Set exercise: Drop the pictures from the entries below, then reproduce the rest exactly.

>> START Rows

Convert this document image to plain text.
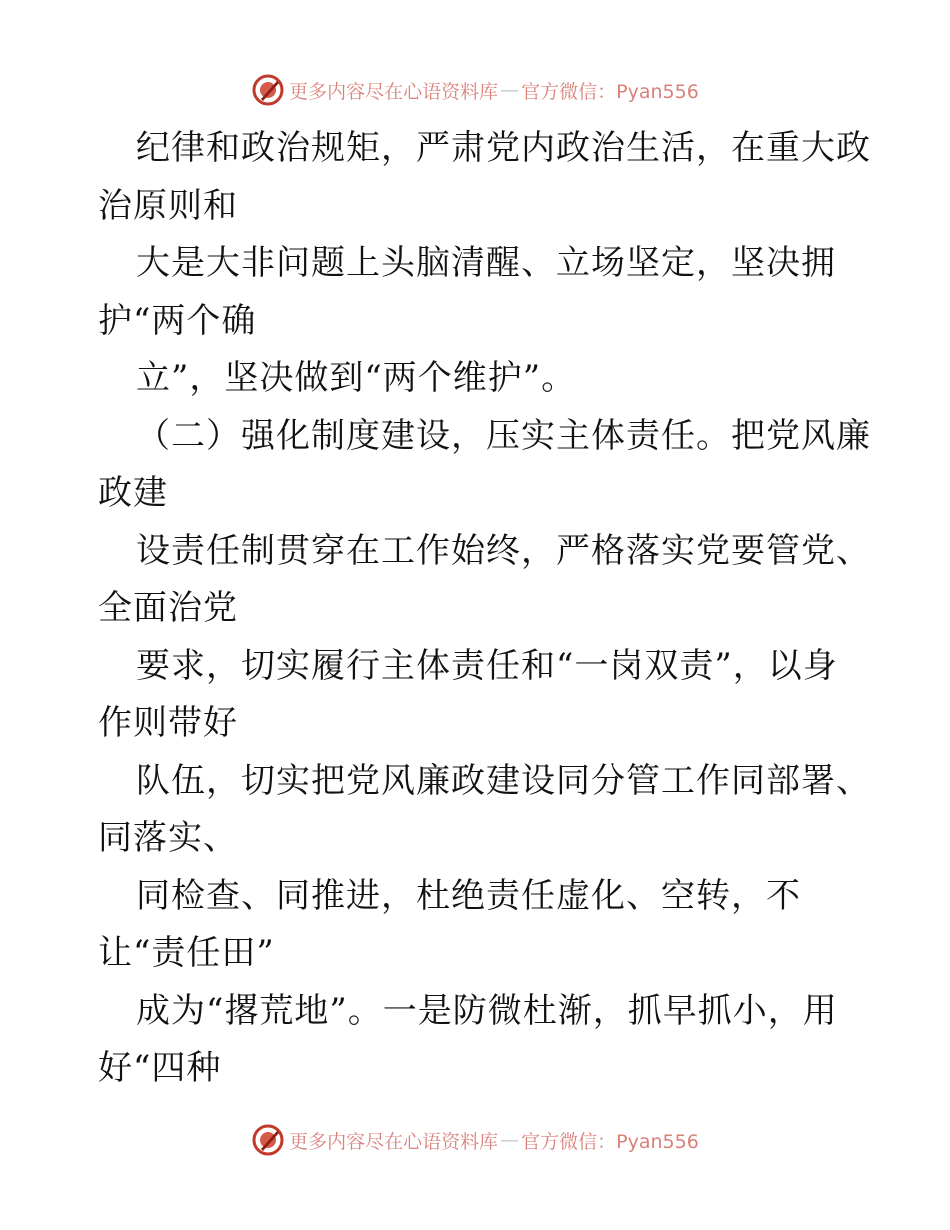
更多内容尽在心语资料库 — 官方微信：Pyan556
纪律和政治规矩，严肃党内政治生活，在重大政
治原则和
大是大非问题上头脑清醒、立场坚定，坚决拥
护“两个确
立”，坚决做到“两个维护”。
（二）强化制度建设，压实主体责任。把党风廉
政建
设责任制贯穿在工作始终，严格落实党要管党、
全面治党
要求，切实履行主体责任和“一岗双责”，以身
作则带好
队伍，切实把党风廉政建设同分管工作同部署、
同落实、
同检查、同推进，杜绝责任虚化、空转，不
让“责任田”
成为“撂荒地”。一是防微杜渐，抓早抓小，用
好“四种
更多内容尽在心语资料库 — 官方微信：Pyan556
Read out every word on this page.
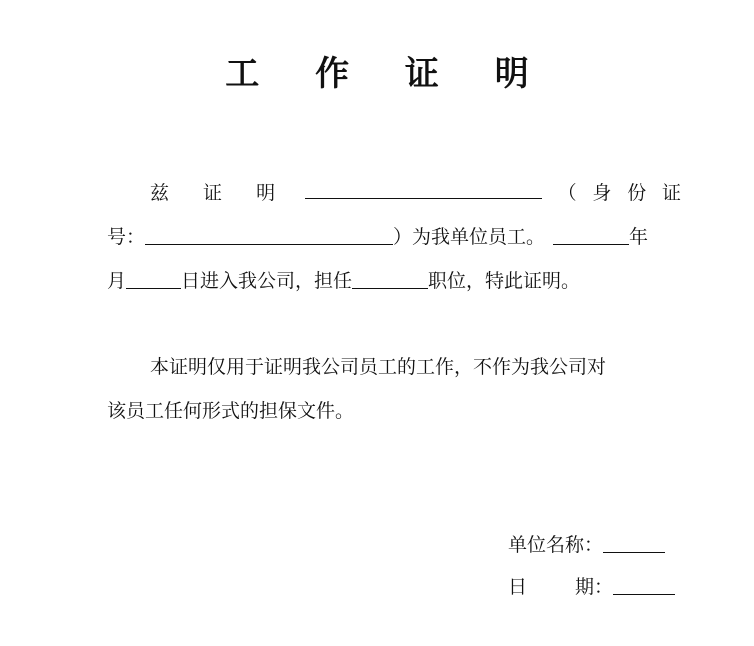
工 作 证 明
兹 证 明	（ 身 份 证
号：	）为我单位员工。	年
月	日进入我公司，担任	职位，特此证明。
本证明仅用于证明我公司员工的工作，不作为我公司对
该员工任何形式的担保文件。
单位名称：
日	期：
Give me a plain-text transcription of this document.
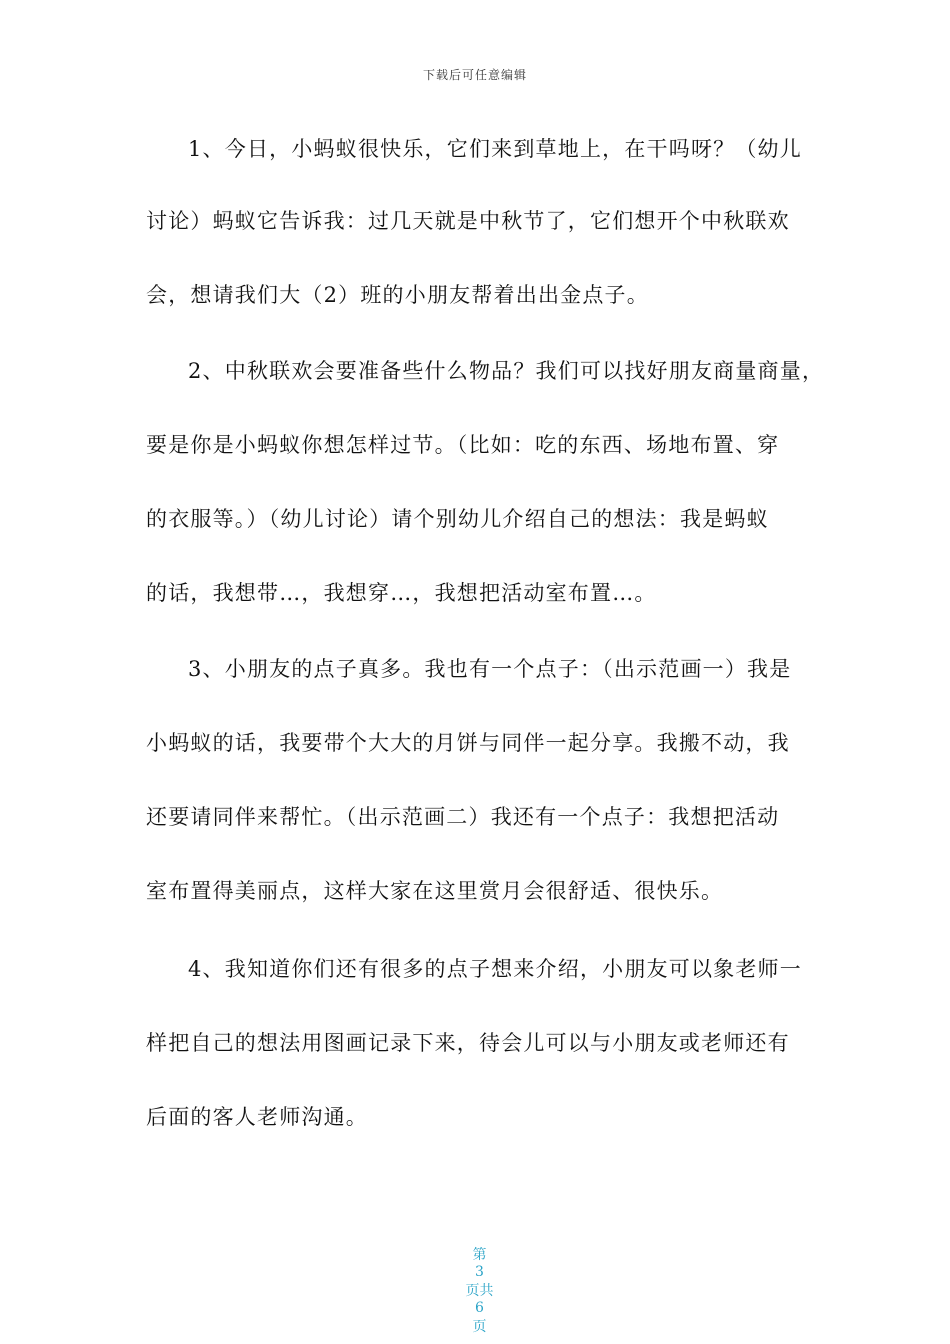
下载后可任意编辑
1、今日，小蚂蚁很快乐，它们来到草地上，在干吗呀？（幼儿
讨论）蚂蚁它告诉我：过几天就是中秋节了，它们想开个中秋联欢
会，想请我们大（2）班的小朋友帮着出出金点子。
2、中秋联欢会要准备些什么物品？我们可以找好朋友商量商量，
要是你是小蚂蚁你想怎样过节。（比如：吃的东西、场地布置、穿
的衣服等。）（幼儿讨论）请个别幼儿介绍自己的想法：我是蚂蚁
的话，我想带…，我想穿…，我想把活动室布置…。
3、小朋友的点子真多。我也有一个点子：（出示范画一）我是
小蚂蚁的话，我要带个大大的月饼与同伴一起分享。我搬不动，我
还要请同伴来帮忙。（出示范画二）我还有一个点子：我想把活动
室布置得美丽点，这样大家在这里赏月会很舒适、很快乐。
4、我知道你们还有很多的点子想来介绍，小朋友可以象老师一
样把自己的想法用图画记录下来，待会儿可以与小朋友或老师还有
后面的客人老师沟通。

第
3
页共
6
页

>> END Rows

Exercise answer:
Convert this document image to plain text.
更多内容尽在心语资料库 — 官方微信：Pyan556
纪律和政治规矩，严肃党内政治生活，在重大政
治原则和
大是大非问题上头脑清醒、立场坚定，坚决拥
护“两个确
立”，坚决做到“两个维护”。
（二）强化制度建设，压实主体责任。把党风廉
政建
设责任制贯穿在工作始终，严格落实党要管党、
全面治党
要求，切实履行主体责任和“一岗双责”，以身
作则带好
队伍，切实把党风廉政建设同分管工作同部署、
同落实、
同检查、同推进，杜绝责任虚化、空转，不
让“责任田”
成为“撂荒地”。一是防微杜渐，抓早抓小，用
好“四种
更多内容尽在心语资料库 — 官方微信：Pyan556
Read out every word on this page.
工 作 证 明
兹 证 明	（ 身 份 证
号：	）为我单位员工。	年
月	日进入我公司，担任	职位，特此证明。
本证明仅用于证明我公司员工的工作，不作为我公司对
该员工任何形式的担保文件。
单位名称：
日	期：
Give me a plain-text transcription of this document.
下载后可任意编辑
1、今日，小蚂蚁很快乐，它们来到草地上，在干吗呀？（幼儿
讨论）蚂蚁它告诉我：过几天就是中秋节了，它们想开个中秋联欢
会，想请我们大（2）班的小朋友帮着出出金点子。
2、中秋联欢会要准备些什么物品？我们可以找好朋友商量商量，
要是你是小蚂蚁你想怎样过节。（比如：吃的东西、场地布置、穿
的衣服等。）（幼儿讨论）请个别幼儿介绍自己的想法：我是蚂蚁
的话，我想带…，我想穿…，我想把活动室布置…。
3、小朋友的点子真多。我也有一个点子：（出示范画一）我是
小蚂蚁的话，我要带个大大的月饼与同伴一起分享。我搬不动，我
还要请同伴来帮忙。（出示范画二）我还有一个点子：我想把活动
室布置得美丽点，这样大家在这里赏月会很舒适、很快乐。
4、我知道你们还有很多的点子想来介绍，小朋友可以象老师一
样把自己的想法用图画记录下来，待会儿可以与小朋友或老师还有
后面的客人老师沟通。

第
3
页共
6
页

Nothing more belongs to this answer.